- **Extracted records**:
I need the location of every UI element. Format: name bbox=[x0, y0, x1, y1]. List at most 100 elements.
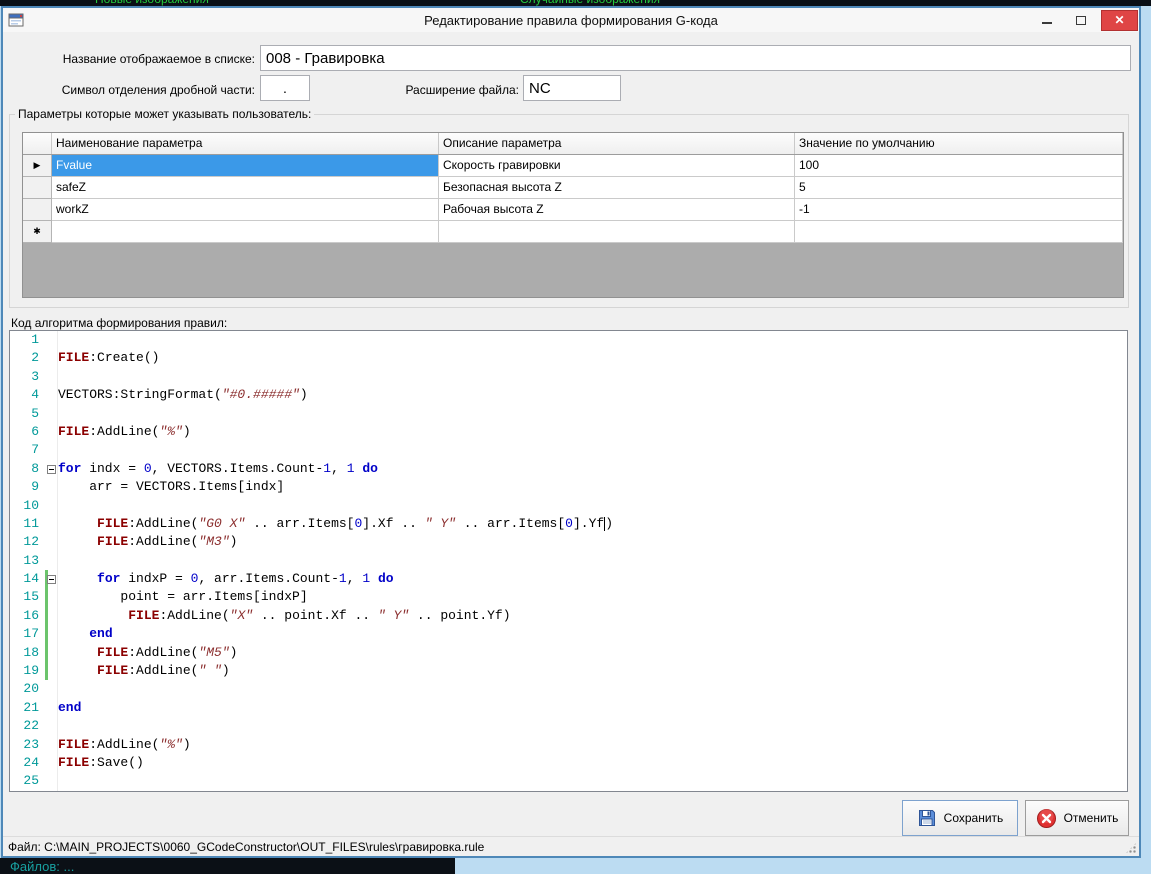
code-text[interactable]: arr = VECTORS.Items[indx] bbox=[58, 478, 1127, 496]
fold-margin[interactable] bbox=[44, 459, 58, 479]
grid-cell[interactable]: workZ bbox=[52, 199, 439, 221]
grid-cell[interactable]: safeZ bbox=[52, 177, 439, 199]
grid-new-row[interactable]: ✱ bbox=[23, 221, 1123, 243]
code-text[interactable]: point = arr.Items[indxP] bbox=[58, 588, 1127, 606]
code-text[interactable]: FILE:AddLine("G0 X" .. arr.Items[0].Xf .… bbox=[58, 515, 1127, 533]
line-number: 8 bbox=[10, 459, 44, 479]
code-line[interactable]: 15 point = arr.Items[indxP] bbox=[10, 588, 1127, 608]
code-line[interactable]: 16 FILE:AddLine("X" .. point.Xf .. " Y" … bbox=[10, 606, 1127, 626]
column-header[interactable]: Значение по умолчанию bbox=[795, 133, 1123, 154]
minimize-button[interactable] bbox=[1033, 10, 1061, 31]
code-line[interactable]: 13 bbox=[10, 551, 1127, 571]
fold-margin[interactable] bbox=[44, 570, 58, 589]
fold-margin bbox=[44, 349, 58, 368]
maximize-button[interactable] bbox=[1067, 10, 1095, 31]
grid-cell[interactable]: Скорость гравировки bbox=[439, 155, 795, 177]
code-line[interactable]: 12 FILE:AddLine("M3") bbox=[10, 533, 1127, 552]
grid-cell[interactable] bbox=[439, 221, 795, 243]
code-text[interactable]: FILE:AddLine("M5") bbox=[58, 644, 1127, 662]
code-text[interactable]: end bbox=[58, 699, 1127, 717]
fold-collapse-icon[interactable] bbox=[47, 575, 56, 585]
code-line[interactable]: 11 FILE:AddLine("G0 X" .. arr.Items[0].X… bbox=[10, 514, 1127, 534]
grid-corner-cell[interactable] bbox=[23, 133, 52, 154]
file-extension-input[interactable] bbox=[523, 75, 621, 101]
code-line[interactable]: 2 FILE:Create() bbox=[10, 349, 1127, 368]
table-row[interactable]: ▶ Fvalue Скорость гравировки 100 bbox=[23, 155, 1123, 177]
code-line[interactable]: 25 bbox=[10, 772, 1127, 791]
new-row-indicator[interactable]: ✱ bbox=[23, 221, 52, 243]
code-line[interactable]: 8 for indx = 0, VECTORS.Items.Count-1, 1 … bbox=[10, 459, 1127, 479]
code-text[interactable]: for indxP = 0, arr.Items.Count-1, 1 do bbox=[58, 570, 1127, 588]
code-text[interactable] bbox=[58, 717, 1127, 735]
code-text[interactable]: FILE:AddLine(" ") bbox=[58, 662, 1127, 680]
line-number: 23 bbox=[10, 735, 44, 754]
code-text[interactable]: end bbox=[58, 625, 1127, 643]
column-header[interactable]: Описание параметра bbox=[439, 133, 795, 154]
grid-cell[interactable]: Рабочая высота Z bbox=[439, 199, 795, 221]
fold-collapse-icon[interactable] bbox=[47, 464, 56, 474]
code-line[interactable]: 18 FILE:AddLine("M5") bbox=[10, 643, 1127, 663]
grid-cell[interactable]: Fvalue bbox=[52, 155, 439, 177]
code-line[interactable]: 21 end bbox=[10, 698, 1127, 718]
code-text[interactable]: FILE:Create() bbox=[58, 349, 1127, 367]
row-header[interactable] bbox=[23, 177, 52, 199]
name-field-label: Название отображаемое в списке: bbox=[62, 52, 255, 66]
code-line[interactable]: 24 FILE:Save() bbox=[10, 753, 1127, 773]
code-line[interactable]: 9 arr = VECTORS.Items[indx] bbox=[10, 478, 1127, 497]
parameters-grid[interactable]: Наименование параметра Описание параметра… bbox=[22, 132, 1124, 298]
code-line[interactable]: 14 for indxP = 0, arr.Items.Count-1, 1 d… bbox=[10, 570, 1127, 589]
line-number: 21 bbox=[10, 698, 44, 718]
line-number: 11 bbox=[10, 514, 44, 534]
code-text[interactable]: FILE:AddLine("%") bbox=[58, 423, 1127, 441]
code-line[interactable]: 22 bbox=[10, 717, 1127, 736]
line-number: 14 bbox=[10, 570, 44, 589]
table-row[interactable]: safeZ Безопасная высота Z5 bbox=[23, 177, 1123, 199]
code-text[interactable] bbox=[58, 441, 1127, 459]
save-button[interactable]: Сохранить bbox=[902, 800, 1018, 836]
code-text[interactable]: FILE:AddLine("X" .. point.Xf .. " Y" .. … bbox=[58, 607, 1127, 625]
code-text[interactable] bbox=[58, 331, 1127, 349]
code-text[interactable] bbox=[58, 405, 1127, 423]
code-line[interactable]: 4 VECTORS:StringFormat("#0.#####") bbox=[10, 386, 1127, 405]
titlebar[interactable]: Редактирование правила формирования G-ко… bbox=[3, 8, 1139, 32]
code-line[interactable]: 6 FILE:AddLine("%") bbox=[10, 422, 1127, 442]
code-line[interactable]: 10 bbox=[10, 496, 1127, 515]
grid-cell[interactable] bbox=[52, 221, 439, 243]
name-input[interactable] bbox=[260, 45, 1131, 71]
code-line[interactable]: 17 end bbox=[10, 625, 1127, 645]
line-number: 10 bbox=[10, 496, 44, 515]
resize-grip[interactable] bbox=[1125, 842, 1137, 854]
grid-cell[interactable]: 5 bbox=[795, 177, 1123, 199]
cancel-button[interactable]: Отменить bbox=[1025, 800, 1129, 836]
grid-cell[interactable]: 100 bbox=[795, 155, 1123, 177]
row-header[interactable] bbox=[23, 199, 52, 221]
code-text[interactable]: FILE:AddLine("M3") bbox=[58, 533, 1127, 551]
cancel-icon bbox=[1036, 808, 1056, 828]
table-row[interactable]: workZ Рабочая высота Z -1 bbox=[23, 199, 1123, 221]
code-line[interactable]: 1 bbox=[10, 331, 1127, 350]
code-line[interactable]: 20 bbox=[10, 680, 1127, 699]
code-text[interactable] bbox=[58, 772, 1127, 790]
column-header[interactable]: Наименование параметра bbox=[52, 133, 439, 154]
code-text[interactable] bbox=[58, 552, 1127, 570]
current-row-indicator[interactable]: ▶ bbox=[23, 155, 52, 177]
grid-cell[interactable]: Безопасная высота Z bbox=[439, 177, 795, 199]
code-text[interactable]: for indx = 0, VECTORS.Items.Count-1, 1 d… bbox=[58, 460, 1127, 478]
code-line[interactable]: 3 bbox=[10, 367, 1127, 387]
code-text[interactable]: FILE:AddLine("%") bbox=[58, 736, 1127, 754]
code-line[interactable]: 19 FILE:AddLine(" ") bbox=[10, 662, 1127, 681]
code-line[interactable]: 5 bbox=[10, 404, 1127, 423]
close-button[interactable]: ✕ bbox=[1101, 9, 1138, 31]
code-editor[interactable]: 1 2 FILE:Create() 3 4 VECTORS:StringFormat("#… bbox=[9, 330, 1128, 792]
code-text[interactable] bbox=[58, 368, 1127, 386]
decimal-separator-input[interactable] bbox=[260, 75, 310, 101]
code-line[interactable]: 7 bbox=[10, 441, 1127, 460]
grid-cell[interactable] bbox=[795, 221, 1123, 243]
grid-cell[interactable]: -1 bbox=[795, 199, 1123, 221]
code-text[interactable] bbox=[58, 497, 1127, 515]
fold-margin bbox=[44, 496, 58, 515]
code-line[interactable]: 23 FILE:AddLine("%") bbox=[10, 735, 1127, 754]
code-text[interactable]: FILE:Save() bbox=[58, 754, 1127, 772]
code-text[interactable] bbox=[58, 680, 1127, 698]
code-text[interactable]: VECTORS:StringFormat("#0.#####") bbox=[58, 386, 1127, 404]
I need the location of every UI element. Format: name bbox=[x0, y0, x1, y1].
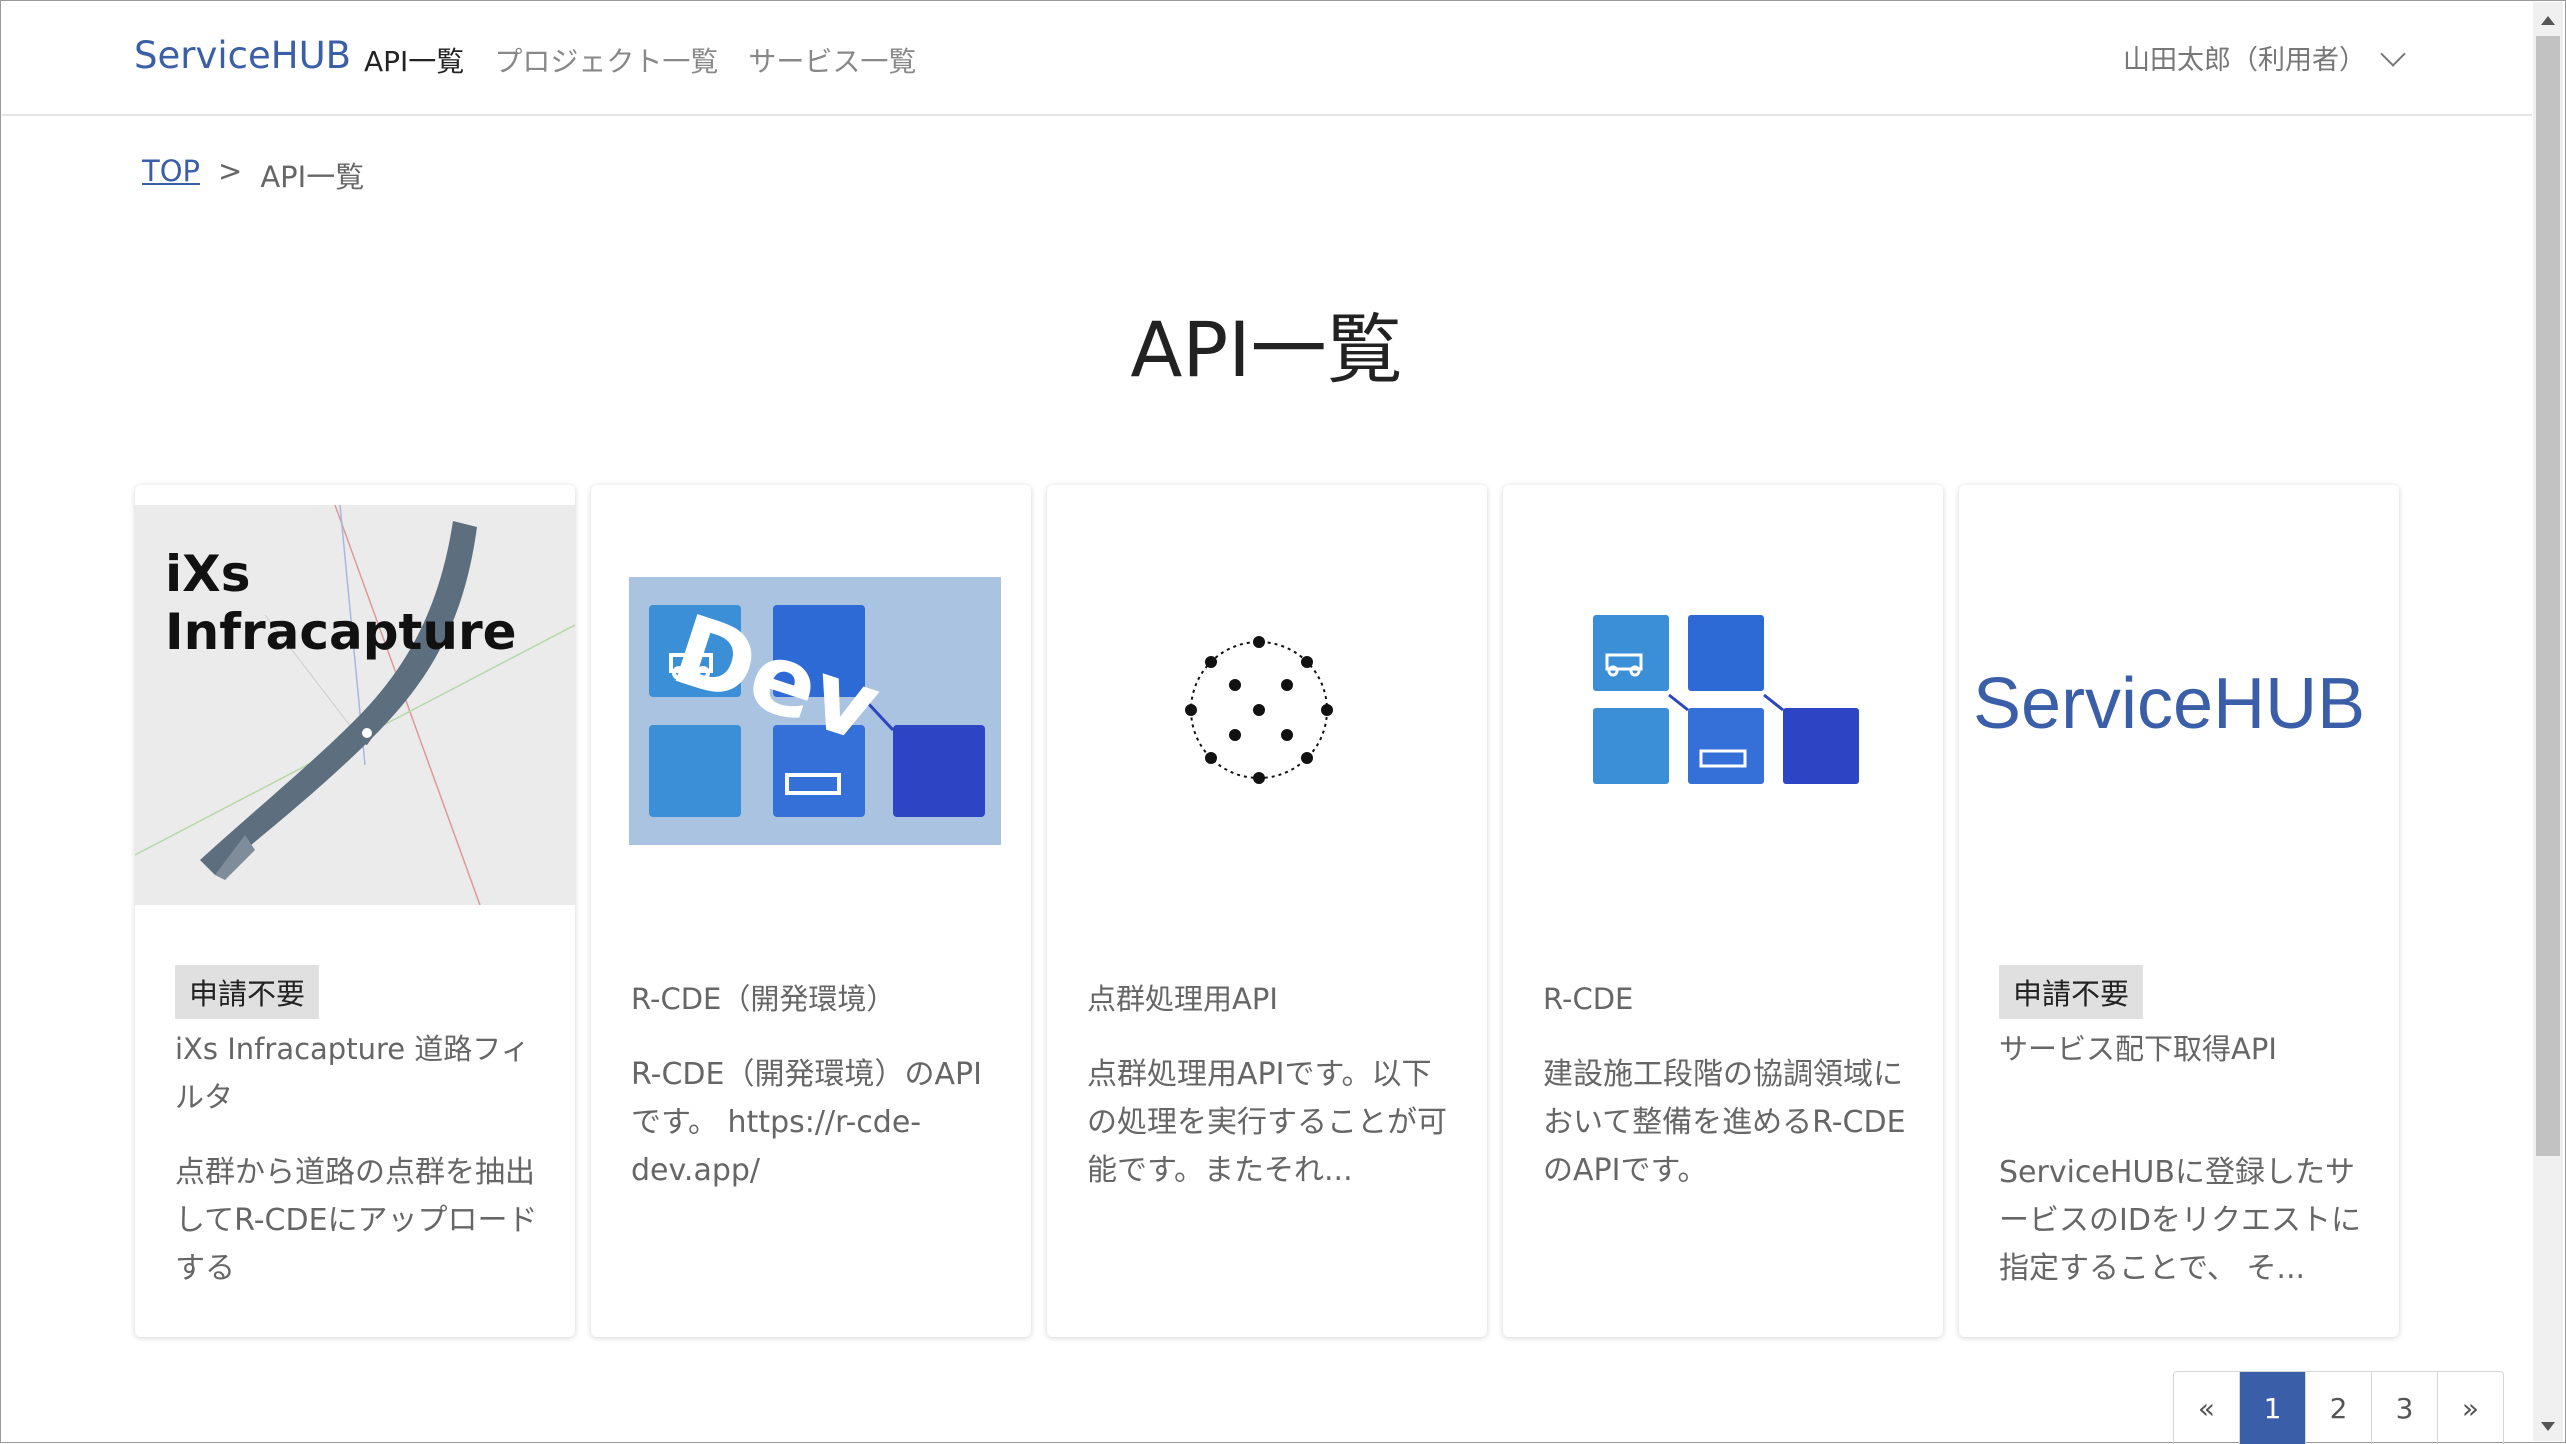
card-title[interactable]: iXs Infracapture 道路フィルタ bbox=[175, 1025, 545, 1121]
nav-project-list[interactable]: プロジェクト一覧 bbox=[494, 40, 718, 80]
card-image-point-cloud-icon bbox=[1047, 505, 1487, 905]
pagination-prev[interactable]: « bbox=[2174, 1372, 2239, 1444]
api-card-service-list[interactable]: ServiceHUB 申請不要 サービス配下取得API ServiceHUBに登… bbox=[1959, 485, 2399, 1337]
chevron-down-icon bbox=[2380, 40, 2406, 67]
card-description: R-CDE（開発環境）のAPIです。 https://r-cde-dev.app… bbox=[631, 1057, 982, 1188]
api-card-point-cloud-processing[interactable]: 点群処理用API 点群処理用APIです。以下の処理を実行することが可能です。また… bbox=[1047, 485, 1487, 1337]
user-menu-dropdown[interactable]: 山田太郎（利用者） bbox=[2123, 38, 2406, 77]
breadcrumb-separator: > bbox=[218, 154, 243, 188]
card-description: 点群処理用APIです。以下の処理を実行することが可能です。またそれ... bbox=[1087, 1057, 1447, 1188]
card-image-servicehub-logo: ServiceHUB bbox=[1959, 505, 2399, 905]
pagination-page-2[interactable]: 2 bbox=[2305, 1372, 2371, 1444]
nav-api-list[interactable]: API一覧 bbox=[364, 40, 464, 80]
card-title[interactable]: R-CDE bbox=[1543, 975, 1913, 1023]
card-description: 点群から道路の点群を抽出してR-CDEにアップロードする bbox=[175, 1155, 538, 1286]
card-image-text: ServiceHUB bbox=[1973, 664, 2366, 744]
card-image-r-cde-dev-logo: Dev bbox=[591, 505, 1031, 905]
card-title[interactable]: R-CDE（開発環境） bbox=[631, 975, 1001, 1023]
card-title[interactable]: サービス配下取得API bbox=[1999, 1025, 2369, 1073]
scrollbar-thumb[interactable] bbox=[2536, 36, 2560, 1156]
pagination-page-3[interactable]: 3 bbox=[2371, 1372, 2437, 1444]
api-card-r-cde-dev[interactable]: Dev R-CDE（開発環境） R-CDE（開発環境）のAPIです。 https… bbox=[591, 485, 1031, 1337]
card-title[interactable]: 点群処理用API bbox=[1087, 975, 1457, 1023]
main-nav: API一覧 プロジェクト一覧 サービス一覧 bbox=[364, 40, 916, 80]
badge-no-application-required: 申請不要 bbox=[1999, 965, 2144, 1019]
vertical-scrollbar[interactable] bbox=[2533, 2, 2563, 1441]
scroll-up-arrow-icon[interactable] bbox=[2541, 16, 2555, 25]
card-description: ServiceHUBに登録したサービスのIDをリクエストに指定することで、 そ.… bbox=[1999, 1155, 2361, 1286]
pagination-page-1[interactable]: 1 bbox=[2239, 1372, 2305, 1444]
breadcrumb-top-link[interactable]: TOP bbox=[142, 154, 200, 196]
badge-no-application-required: 申請不要 bbox=[175, 965, 320, 1019]
page-title: API一覧 bbox=[1130, 305, 1403, 394]
scroll-down-arrow-icon[interactable] bbox=[2541, 1422, 2555, 1431]
breadcrumb: TOP > API一覧 bbox=[142, 154, 364, 196]
api-card-ixs-infracapture[interactable]: iXs Infracapture 申請不要 iXs Infracapture 道… bbox=[135, 485, 575, 1337]
brand-logo-link[interactable]: ServiceHUB bbox=[134, 34, 351, 77]
card-description: 建設施工段階の協調領域において整備を進めるR-CDEのAPIです。 bbox=[1543, 1057, 1906, 1188]
pagination-next[interactable]: » bbox=[2437, 1372, 2503, 1444]
top-navbar: ServiceHUB API一覧 プロジェクト一覧 サービス一覧 山田太郎（利用… bbox=[2, 2, 2532, 116]
user-name: 山田太郎（利用者） bbox=[2123, 45, 2366, 76]
nav-service-list[interactable]: サービス一覧 bbox=[748, 40, 916, 80]
api-card-r-cde[interactable]: R-CDE 建設施工段階の協調領域において整備を進めるR-CDEのAPIです。 bbox=[1503, 485, 1943, 1337]
pagination: « 1 2 3 » bbox=[2173, 1371, 2504, 1444]
card-image-r-cde-logo bbox=[1503, 505, 1943, 905]
card-image-point-cloud: iXs Infracapture bbox=[135, 505, 575, 905]
card-image-text: iXs Infracapture bbox=[165, 545, 517, 661]
breadcrumb-current: API一覧 bbox=[260, 160, 365, 194]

- **Exercise goal**: Pick out each line in the records above that contains the string "workZ", treating uppercase and lowercase letters as different.

- **Full output**:
grid-cell[interactable]: workZ bbox=[52, 199, 439, 221]
table-row[interactable]: workZ Рабочая высота Z -1 bbox=[23, 199, 1123, 221]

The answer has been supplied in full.